Part of a data file:
________________________

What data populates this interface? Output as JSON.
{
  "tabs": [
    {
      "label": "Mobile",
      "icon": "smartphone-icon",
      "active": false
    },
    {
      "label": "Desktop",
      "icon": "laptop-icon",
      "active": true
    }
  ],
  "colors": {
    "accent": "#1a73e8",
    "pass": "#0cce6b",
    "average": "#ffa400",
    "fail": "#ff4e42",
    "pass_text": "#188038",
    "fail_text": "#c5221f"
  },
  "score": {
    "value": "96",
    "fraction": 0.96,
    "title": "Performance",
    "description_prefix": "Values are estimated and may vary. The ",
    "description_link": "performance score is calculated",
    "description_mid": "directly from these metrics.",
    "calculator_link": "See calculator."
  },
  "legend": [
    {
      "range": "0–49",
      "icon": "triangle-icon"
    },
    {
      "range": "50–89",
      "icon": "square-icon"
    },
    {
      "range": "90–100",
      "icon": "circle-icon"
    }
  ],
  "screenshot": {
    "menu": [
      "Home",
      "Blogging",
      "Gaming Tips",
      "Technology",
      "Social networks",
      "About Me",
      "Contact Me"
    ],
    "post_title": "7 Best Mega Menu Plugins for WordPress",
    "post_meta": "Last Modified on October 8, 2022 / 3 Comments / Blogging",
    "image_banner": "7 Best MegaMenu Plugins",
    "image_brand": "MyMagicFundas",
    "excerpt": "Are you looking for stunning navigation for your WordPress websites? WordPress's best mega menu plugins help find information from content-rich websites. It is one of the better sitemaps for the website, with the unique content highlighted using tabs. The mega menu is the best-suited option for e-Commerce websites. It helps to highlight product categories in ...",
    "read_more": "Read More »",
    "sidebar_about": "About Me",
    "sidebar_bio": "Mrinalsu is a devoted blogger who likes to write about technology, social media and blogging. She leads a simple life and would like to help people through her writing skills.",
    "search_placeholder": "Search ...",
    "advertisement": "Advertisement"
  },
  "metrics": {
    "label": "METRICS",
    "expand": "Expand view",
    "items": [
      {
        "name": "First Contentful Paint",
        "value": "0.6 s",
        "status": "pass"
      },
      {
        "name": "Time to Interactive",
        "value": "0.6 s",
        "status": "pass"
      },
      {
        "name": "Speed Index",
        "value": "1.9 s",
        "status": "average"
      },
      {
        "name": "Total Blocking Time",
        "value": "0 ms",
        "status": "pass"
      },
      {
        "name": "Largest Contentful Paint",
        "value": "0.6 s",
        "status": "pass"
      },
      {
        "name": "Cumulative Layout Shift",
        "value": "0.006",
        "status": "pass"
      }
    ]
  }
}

________________________

Short problem: Please repeat the material above, word for word and in full.

Completed exercise:
What data populates this interface? Output as JSON.
{
  "tabs": [
    {
      "label": "Mobile",
      "icon": "smartphone-icon",
      "active": false
    },
    {
      "label": "Desktop",
      "icon": "laptop-icon",
      "active": true
    }
  ],
  "colors": {
    "accent": "#1a73e8",
    "pass": "#0cce6b",
    "average": "#ffa400",
    "fail": "#ff4e42",
    "pass_text": "#188038",
    "fail_text": "#c5221f"
  },
  "score": {
    "value": "96",
    "fraction": 0.96,
    "title": "Performance",
    "description_prefix": "Values are estimated and may vary. The ",
    "description_link": "performance score is calculated",
    "description_mid": "directly from these metrics.",
    "calculator_link": "See calculator."
  },
  "legend": [
    {
      "range": "0–49",
      "icon": "triangle-icon"
    },
    {
      "range": "50–89",
      "icon": "square-icon"
    },
    {
      "range": "90–100",
      "icon": "circle-icon"
    }
  ],
  "screenshot": {
    "menu": [
      "Home",
      "Blogging",
      "Gaming Tips",
      "Technology",
      "Social networks",
      "About Me",
      "Contact Me"
    ],
    "post_title": "7 Best Mega Menu Plugins for WordPress",
    "post_meta": "Last Modified on October 8, 2022 / 3 Comments / Blogging",
    "image_banner": "7 Best MegaMenu Plugins",
    "image_brand": "MyMagicFundas",
    "excerpt": "Are you looking for stunning navigation for your WordPress websites? WordPress's best mega menu plugins help find information from content-rich websites. It is one of the better sitemaps for the website, with the unique content highlighted using tabs. The mega menu is the best-suited option for e-Commerce websites. It helps to highlight product categories in ...",
    "read_more": "Read More »",
    "sidebar_about": "About Me",
    "sidebar_bio": "Mrinalsu is a devoted blogger who likes to write about technology, social media and blogging. She leads a simple life and would like to help people through her writing skills.",
    "search_placeholder": "Search ...",
    "advertisement": "Advertisement"
  },
  "metrics": {
    "label": "METRICS",
    "expand": "Expand view",
    "items": [
      {
        "name": "First Contentful Paint",
        "value": "0.6 s",
        "status": "pass"
      },
      {
        "name": "Time to Interactive",
        "value": "0.6 s",
        "status": "pass"
      },
      {
        "name": "Speed Index",
        "value": "1.9 s",
        "status": "average"
      },
      {
        "name": "Total Blocking Time",
        "value": "0 ms",
        "status": "pass"
      },
      {
        "name": "Largest Contentful Paint",
        "value": "0.6 s",
        "status": "pass"
      },
      {
        "name": "Cumulative Layout Shift",
        "value": "0.006",
        "status": "pass"
      }
    ]
  }
}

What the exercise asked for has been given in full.